*Your goal*
Say how many lines include the word "SORRISO", using only a number.

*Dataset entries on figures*
-- START --

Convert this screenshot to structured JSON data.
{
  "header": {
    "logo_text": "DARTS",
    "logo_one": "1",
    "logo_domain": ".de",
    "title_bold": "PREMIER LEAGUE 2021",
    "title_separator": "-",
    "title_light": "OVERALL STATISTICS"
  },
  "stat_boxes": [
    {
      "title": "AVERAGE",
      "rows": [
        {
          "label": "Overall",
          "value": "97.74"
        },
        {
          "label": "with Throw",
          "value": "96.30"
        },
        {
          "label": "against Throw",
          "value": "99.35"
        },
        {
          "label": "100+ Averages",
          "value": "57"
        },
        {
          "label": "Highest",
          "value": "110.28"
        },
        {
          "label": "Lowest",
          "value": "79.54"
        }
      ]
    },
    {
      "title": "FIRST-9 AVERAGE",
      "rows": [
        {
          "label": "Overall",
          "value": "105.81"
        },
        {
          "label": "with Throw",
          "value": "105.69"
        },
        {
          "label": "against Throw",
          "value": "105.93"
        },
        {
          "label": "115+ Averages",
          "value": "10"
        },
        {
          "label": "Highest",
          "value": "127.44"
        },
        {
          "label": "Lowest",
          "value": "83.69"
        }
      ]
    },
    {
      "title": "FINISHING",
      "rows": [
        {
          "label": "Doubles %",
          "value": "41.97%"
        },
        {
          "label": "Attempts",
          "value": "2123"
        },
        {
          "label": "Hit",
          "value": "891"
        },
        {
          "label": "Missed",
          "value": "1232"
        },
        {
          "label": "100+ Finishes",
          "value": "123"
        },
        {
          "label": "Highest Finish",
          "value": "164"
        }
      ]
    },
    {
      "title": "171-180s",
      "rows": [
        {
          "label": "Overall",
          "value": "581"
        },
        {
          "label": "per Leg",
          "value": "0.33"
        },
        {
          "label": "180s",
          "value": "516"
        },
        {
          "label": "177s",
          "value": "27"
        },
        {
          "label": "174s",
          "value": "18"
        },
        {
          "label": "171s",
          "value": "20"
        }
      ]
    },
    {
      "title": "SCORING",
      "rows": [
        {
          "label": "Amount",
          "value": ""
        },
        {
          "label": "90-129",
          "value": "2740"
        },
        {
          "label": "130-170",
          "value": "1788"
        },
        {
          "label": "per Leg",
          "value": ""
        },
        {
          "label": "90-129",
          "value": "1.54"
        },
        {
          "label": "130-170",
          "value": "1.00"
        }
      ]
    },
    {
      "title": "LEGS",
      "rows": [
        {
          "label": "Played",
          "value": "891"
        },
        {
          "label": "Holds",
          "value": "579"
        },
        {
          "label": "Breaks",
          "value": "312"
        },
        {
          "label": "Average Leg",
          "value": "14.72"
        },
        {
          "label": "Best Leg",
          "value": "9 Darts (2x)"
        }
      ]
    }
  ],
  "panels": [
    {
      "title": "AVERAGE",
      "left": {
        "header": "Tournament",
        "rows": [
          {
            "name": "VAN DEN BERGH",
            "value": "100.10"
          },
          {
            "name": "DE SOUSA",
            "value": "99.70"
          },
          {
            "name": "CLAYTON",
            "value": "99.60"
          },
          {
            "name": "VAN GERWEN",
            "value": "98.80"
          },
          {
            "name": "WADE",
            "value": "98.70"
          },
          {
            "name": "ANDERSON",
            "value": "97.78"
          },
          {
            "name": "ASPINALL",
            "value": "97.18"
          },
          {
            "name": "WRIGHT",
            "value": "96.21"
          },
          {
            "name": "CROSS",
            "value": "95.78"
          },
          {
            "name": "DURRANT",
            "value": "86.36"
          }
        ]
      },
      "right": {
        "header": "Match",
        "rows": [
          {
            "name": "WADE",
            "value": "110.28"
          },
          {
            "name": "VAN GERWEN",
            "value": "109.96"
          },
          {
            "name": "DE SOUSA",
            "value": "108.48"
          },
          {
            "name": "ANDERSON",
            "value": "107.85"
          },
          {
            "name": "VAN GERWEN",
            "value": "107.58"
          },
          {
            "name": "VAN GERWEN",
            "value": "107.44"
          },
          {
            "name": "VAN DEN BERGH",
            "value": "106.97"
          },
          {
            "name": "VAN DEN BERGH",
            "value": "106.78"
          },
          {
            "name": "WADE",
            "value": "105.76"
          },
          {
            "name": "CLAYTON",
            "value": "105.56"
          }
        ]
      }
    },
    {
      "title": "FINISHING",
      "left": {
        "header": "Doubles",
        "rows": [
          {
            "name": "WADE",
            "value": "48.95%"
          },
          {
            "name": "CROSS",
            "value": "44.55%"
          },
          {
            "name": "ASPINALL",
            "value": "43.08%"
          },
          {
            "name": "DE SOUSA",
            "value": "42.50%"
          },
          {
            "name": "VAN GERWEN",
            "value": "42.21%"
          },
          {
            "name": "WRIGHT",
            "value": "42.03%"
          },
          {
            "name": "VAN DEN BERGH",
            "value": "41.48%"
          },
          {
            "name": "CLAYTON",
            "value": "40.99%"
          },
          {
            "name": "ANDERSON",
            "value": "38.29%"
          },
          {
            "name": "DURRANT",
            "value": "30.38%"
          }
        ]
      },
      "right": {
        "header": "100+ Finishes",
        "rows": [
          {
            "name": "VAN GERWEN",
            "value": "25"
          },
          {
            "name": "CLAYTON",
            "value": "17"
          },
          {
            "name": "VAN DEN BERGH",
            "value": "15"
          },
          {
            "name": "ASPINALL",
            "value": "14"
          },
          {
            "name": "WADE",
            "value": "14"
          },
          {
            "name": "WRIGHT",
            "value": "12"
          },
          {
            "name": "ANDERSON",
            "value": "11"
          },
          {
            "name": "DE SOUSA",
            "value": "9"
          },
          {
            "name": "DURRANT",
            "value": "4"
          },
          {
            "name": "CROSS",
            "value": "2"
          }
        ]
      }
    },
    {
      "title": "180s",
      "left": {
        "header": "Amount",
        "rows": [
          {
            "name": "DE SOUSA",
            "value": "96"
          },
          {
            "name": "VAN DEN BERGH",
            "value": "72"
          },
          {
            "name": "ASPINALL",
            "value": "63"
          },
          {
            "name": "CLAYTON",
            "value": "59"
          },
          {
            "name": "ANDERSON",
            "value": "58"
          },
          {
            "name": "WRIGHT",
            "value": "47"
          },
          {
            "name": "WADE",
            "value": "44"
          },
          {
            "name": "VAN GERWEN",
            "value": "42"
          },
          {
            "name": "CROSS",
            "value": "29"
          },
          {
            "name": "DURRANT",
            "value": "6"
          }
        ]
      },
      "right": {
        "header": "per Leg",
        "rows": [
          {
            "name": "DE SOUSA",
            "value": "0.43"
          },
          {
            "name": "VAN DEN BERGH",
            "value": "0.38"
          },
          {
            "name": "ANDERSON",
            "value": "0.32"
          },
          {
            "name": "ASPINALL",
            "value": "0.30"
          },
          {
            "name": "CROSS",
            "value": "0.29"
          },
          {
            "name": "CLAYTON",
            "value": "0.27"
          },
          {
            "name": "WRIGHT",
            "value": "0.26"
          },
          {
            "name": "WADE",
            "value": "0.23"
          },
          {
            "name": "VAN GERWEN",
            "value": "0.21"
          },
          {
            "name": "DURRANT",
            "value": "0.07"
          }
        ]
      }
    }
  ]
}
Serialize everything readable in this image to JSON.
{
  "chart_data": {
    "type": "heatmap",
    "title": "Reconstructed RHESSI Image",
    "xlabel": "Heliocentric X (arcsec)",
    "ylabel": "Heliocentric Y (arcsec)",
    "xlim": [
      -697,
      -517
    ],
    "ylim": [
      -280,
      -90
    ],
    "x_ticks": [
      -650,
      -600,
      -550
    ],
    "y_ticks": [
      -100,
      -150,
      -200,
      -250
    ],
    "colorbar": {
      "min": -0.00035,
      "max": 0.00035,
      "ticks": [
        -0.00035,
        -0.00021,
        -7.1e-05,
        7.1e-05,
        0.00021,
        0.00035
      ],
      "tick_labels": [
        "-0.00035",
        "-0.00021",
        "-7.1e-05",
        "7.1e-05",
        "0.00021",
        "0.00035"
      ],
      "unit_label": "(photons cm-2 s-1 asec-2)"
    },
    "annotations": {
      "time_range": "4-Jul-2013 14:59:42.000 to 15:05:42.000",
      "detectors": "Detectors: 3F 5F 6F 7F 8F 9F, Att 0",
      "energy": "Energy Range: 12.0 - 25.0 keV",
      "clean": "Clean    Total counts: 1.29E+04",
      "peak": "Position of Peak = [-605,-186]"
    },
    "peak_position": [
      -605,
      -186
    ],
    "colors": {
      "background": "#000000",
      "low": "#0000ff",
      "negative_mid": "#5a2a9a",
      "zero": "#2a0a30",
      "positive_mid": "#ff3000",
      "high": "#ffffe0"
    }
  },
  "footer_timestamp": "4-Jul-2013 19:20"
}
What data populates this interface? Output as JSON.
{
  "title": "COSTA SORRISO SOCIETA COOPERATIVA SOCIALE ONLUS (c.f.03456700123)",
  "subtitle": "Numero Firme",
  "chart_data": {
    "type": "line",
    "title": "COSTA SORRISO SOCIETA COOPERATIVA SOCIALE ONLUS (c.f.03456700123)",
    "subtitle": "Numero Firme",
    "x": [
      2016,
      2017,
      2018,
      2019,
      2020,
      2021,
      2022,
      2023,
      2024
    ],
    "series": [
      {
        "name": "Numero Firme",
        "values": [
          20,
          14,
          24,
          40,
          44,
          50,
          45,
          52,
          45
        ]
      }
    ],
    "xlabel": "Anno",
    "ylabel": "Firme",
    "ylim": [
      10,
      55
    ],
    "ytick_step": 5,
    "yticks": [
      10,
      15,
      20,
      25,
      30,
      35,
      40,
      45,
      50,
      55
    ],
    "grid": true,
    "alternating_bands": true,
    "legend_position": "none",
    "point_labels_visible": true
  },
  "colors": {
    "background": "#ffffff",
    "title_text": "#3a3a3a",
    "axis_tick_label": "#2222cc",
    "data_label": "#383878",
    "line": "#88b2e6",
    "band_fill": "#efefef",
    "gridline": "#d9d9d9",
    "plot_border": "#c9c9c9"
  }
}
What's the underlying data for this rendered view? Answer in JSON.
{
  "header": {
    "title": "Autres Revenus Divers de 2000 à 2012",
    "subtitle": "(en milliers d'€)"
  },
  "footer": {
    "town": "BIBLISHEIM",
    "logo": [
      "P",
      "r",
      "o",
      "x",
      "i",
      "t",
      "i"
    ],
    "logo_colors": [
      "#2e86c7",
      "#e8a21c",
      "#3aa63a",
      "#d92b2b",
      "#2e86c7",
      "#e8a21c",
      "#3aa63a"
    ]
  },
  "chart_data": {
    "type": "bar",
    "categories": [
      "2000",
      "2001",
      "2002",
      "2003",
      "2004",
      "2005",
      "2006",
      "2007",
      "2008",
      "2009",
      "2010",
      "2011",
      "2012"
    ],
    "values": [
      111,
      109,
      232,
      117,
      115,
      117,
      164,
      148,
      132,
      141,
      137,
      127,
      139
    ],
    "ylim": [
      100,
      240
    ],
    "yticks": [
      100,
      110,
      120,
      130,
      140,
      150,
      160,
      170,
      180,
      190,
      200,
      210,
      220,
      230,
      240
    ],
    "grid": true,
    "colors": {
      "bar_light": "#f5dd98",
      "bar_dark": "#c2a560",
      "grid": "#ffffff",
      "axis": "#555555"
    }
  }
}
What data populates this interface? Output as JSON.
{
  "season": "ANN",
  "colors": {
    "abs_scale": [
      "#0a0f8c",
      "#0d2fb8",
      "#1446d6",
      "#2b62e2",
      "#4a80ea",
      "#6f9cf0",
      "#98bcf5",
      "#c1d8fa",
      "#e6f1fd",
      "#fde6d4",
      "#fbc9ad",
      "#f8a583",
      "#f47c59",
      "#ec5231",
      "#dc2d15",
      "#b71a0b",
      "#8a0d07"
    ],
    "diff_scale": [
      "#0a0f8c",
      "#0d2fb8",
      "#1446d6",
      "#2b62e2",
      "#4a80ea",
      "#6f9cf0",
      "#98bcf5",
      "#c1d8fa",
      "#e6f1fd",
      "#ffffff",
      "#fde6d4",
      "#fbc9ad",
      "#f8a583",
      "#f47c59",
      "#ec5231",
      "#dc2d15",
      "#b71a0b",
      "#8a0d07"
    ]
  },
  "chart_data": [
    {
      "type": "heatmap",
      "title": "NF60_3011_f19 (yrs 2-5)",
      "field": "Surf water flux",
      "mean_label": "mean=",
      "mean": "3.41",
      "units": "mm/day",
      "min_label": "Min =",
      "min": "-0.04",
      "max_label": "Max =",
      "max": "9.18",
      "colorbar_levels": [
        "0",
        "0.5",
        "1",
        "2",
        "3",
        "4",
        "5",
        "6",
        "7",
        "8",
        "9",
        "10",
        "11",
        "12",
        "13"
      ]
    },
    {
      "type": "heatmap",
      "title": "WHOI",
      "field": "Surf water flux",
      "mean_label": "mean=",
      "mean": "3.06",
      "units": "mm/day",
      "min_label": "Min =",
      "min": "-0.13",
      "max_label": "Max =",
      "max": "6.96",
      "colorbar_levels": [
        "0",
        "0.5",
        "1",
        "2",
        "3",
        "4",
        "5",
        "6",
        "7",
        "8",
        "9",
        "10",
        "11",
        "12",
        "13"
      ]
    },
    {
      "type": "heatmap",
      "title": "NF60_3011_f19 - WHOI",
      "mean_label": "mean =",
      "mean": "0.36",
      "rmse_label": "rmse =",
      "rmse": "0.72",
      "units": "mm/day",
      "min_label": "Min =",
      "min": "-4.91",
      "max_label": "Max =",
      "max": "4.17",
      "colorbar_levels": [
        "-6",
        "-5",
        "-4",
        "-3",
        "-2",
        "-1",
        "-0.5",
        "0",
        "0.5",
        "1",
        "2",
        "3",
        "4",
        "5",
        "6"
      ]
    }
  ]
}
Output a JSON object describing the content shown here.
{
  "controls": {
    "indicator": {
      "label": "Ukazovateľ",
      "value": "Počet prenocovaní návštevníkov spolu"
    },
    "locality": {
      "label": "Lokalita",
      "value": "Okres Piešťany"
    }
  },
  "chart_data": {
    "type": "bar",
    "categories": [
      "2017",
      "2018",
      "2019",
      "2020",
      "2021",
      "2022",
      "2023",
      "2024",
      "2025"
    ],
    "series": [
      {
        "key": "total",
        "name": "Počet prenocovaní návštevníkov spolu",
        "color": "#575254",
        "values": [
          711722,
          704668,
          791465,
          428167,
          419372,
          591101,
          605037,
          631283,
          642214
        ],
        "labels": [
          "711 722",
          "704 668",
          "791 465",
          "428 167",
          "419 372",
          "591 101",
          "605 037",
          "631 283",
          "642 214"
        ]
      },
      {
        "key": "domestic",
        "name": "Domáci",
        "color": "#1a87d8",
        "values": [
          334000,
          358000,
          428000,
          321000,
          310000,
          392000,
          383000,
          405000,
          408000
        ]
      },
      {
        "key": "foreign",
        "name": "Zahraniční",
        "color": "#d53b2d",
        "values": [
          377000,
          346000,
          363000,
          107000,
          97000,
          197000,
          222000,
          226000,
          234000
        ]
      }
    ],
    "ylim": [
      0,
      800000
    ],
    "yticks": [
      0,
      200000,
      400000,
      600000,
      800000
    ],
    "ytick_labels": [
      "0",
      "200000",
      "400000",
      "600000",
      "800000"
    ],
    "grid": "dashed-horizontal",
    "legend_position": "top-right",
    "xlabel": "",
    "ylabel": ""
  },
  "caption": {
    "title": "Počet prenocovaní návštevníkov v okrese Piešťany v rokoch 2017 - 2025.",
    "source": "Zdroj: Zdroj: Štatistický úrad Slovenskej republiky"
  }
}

-- END --

*Result*
2